PROVIDED ENTRIES:
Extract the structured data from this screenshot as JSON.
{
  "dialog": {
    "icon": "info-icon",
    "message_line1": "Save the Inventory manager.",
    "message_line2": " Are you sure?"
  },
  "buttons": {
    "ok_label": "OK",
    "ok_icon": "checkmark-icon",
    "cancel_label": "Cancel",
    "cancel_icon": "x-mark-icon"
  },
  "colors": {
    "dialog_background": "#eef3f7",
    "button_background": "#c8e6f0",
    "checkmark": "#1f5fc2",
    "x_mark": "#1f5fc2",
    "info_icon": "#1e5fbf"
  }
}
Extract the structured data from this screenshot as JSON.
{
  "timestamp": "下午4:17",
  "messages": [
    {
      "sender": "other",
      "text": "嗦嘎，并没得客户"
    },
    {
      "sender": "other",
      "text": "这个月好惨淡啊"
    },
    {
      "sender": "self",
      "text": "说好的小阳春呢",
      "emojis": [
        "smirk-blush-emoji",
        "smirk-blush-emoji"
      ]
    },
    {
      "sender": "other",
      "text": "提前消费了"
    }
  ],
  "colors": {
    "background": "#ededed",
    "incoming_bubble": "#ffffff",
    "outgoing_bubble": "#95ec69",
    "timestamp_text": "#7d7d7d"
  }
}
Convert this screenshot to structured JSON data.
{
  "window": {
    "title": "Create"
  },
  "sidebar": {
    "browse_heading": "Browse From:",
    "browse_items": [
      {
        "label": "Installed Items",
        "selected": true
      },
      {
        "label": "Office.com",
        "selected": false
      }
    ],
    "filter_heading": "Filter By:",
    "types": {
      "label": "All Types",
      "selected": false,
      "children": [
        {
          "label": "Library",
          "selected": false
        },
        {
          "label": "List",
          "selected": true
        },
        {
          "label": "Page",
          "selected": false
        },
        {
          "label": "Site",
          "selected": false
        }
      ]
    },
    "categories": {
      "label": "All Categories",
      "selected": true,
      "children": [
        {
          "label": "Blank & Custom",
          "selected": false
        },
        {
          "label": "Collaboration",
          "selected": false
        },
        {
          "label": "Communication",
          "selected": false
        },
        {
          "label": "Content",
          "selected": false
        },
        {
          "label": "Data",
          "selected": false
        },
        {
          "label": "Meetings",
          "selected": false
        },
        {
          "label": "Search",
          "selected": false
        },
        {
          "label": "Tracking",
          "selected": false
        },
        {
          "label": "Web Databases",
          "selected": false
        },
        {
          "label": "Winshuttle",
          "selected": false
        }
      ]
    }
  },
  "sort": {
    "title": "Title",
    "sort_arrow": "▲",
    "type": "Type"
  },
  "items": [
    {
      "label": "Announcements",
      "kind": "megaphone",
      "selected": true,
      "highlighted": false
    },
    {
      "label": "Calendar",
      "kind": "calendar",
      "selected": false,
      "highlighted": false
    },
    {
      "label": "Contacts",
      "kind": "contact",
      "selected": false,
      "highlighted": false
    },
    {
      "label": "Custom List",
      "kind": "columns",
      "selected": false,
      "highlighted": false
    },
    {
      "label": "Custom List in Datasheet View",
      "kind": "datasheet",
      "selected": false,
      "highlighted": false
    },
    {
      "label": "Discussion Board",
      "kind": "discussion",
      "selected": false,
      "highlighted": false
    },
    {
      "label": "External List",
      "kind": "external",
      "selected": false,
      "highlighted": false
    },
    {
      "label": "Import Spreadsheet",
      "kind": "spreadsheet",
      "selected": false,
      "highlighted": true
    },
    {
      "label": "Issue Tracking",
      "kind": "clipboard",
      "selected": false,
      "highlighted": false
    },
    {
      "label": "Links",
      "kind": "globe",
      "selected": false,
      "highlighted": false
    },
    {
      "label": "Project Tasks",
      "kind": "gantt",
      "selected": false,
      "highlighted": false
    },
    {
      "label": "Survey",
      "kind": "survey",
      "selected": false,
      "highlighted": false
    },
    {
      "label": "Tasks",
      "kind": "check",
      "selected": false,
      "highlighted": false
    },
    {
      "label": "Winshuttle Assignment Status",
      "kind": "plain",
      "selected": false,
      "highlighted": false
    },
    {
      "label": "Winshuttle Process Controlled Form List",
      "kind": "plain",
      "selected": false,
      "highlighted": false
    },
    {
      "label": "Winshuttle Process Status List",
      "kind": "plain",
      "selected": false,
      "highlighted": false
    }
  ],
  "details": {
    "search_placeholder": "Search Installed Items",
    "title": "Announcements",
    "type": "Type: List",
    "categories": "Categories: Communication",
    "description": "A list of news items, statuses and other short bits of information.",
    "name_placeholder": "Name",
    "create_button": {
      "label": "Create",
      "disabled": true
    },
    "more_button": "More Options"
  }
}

WHAT THE TASK REQUIRES:
Identify the lines that hold the word "Winshuttle". Copy every one of them.

TASK RESULT:
          "label": "Winshuttle",
      "label": "Winshuttle Assignment Status",
      "label": "Winshuttle Process Controlled Form List",
      "label": "Winshuttle Process Status List",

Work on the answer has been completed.